**What you are asked to do**
Look through the lines below and extract any with the word "humidity".

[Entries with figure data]
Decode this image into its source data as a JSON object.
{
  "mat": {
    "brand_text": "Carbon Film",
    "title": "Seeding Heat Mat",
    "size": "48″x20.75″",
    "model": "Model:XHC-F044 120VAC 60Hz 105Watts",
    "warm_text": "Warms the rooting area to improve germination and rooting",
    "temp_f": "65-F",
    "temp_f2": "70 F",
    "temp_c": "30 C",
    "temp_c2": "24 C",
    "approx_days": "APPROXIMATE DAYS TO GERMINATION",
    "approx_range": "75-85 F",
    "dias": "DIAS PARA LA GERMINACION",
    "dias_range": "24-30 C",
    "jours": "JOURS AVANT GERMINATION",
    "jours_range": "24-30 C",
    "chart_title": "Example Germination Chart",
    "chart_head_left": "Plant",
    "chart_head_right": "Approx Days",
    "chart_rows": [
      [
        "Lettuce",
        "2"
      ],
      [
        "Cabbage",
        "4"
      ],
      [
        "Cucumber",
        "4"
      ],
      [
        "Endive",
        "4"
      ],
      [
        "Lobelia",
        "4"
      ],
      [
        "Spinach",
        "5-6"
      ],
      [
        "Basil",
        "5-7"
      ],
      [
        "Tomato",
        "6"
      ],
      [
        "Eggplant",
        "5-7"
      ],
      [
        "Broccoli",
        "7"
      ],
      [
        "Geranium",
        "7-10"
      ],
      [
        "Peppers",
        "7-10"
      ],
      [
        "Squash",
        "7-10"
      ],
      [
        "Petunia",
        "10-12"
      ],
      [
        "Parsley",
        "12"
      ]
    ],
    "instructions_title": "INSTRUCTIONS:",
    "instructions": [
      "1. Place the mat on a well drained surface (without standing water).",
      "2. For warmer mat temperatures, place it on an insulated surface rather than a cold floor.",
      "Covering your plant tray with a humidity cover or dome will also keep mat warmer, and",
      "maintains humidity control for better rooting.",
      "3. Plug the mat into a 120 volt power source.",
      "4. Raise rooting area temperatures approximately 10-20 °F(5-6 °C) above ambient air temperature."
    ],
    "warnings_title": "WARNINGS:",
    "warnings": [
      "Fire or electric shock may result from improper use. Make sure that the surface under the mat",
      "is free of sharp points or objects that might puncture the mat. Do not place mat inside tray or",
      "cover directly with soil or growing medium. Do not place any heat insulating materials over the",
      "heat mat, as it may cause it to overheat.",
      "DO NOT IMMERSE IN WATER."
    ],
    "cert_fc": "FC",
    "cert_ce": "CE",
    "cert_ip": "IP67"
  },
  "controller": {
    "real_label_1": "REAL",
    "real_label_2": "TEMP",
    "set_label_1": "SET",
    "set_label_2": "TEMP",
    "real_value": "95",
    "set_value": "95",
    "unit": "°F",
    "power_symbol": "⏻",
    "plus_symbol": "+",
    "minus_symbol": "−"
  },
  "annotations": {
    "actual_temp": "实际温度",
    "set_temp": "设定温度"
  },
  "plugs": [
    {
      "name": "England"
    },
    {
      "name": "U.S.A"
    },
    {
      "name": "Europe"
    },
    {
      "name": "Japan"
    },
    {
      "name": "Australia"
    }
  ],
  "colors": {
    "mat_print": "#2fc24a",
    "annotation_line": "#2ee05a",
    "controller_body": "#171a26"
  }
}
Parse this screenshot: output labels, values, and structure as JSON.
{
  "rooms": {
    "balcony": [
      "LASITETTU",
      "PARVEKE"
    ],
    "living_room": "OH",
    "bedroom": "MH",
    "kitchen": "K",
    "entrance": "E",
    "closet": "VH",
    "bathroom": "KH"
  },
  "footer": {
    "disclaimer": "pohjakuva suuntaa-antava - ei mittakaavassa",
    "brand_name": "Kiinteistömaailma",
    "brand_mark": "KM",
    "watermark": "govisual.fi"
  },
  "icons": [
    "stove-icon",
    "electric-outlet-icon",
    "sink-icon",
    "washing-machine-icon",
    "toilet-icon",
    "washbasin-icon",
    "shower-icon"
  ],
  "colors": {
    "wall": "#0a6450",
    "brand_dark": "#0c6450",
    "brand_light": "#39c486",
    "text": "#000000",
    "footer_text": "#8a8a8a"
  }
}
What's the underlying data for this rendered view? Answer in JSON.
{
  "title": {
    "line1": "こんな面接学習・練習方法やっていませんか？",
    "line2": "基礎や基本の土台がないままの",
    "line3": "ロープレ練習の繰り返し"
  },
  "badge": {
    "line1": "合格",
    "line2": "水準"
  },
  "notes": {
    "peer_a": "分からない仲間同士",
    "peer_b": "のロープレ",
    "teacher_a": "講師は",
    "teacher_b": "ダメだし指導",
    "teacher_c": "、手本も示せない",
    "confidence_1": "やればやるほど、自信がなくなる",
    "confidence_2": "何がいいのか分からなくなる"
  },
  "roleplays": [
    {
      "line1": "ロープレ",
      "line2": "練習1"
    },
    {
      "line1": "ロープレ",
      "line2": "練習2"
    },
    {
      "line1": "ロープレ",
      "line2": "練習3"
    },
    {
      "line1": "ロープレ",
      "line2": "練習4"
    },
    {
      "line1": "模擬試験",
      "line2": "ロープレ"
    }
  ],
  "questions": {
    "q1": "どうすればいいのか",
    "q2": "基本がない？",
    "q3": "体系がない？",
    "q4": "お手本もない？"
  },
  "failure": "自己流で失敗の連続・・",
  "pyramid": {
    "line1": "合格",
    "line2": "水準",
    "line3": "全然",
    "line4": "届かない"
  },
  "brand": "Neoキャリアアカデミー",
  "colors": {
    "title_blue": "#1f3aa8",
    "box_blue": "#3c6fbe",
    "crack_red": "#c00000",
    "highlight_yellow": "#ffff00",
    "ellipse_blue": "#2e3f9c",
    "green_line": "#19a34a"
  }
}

**Result**
      "Covering your plant tray with a humidity cover or dome will also keep mat warmer, and",
      "maintains humidity control for better rooting.",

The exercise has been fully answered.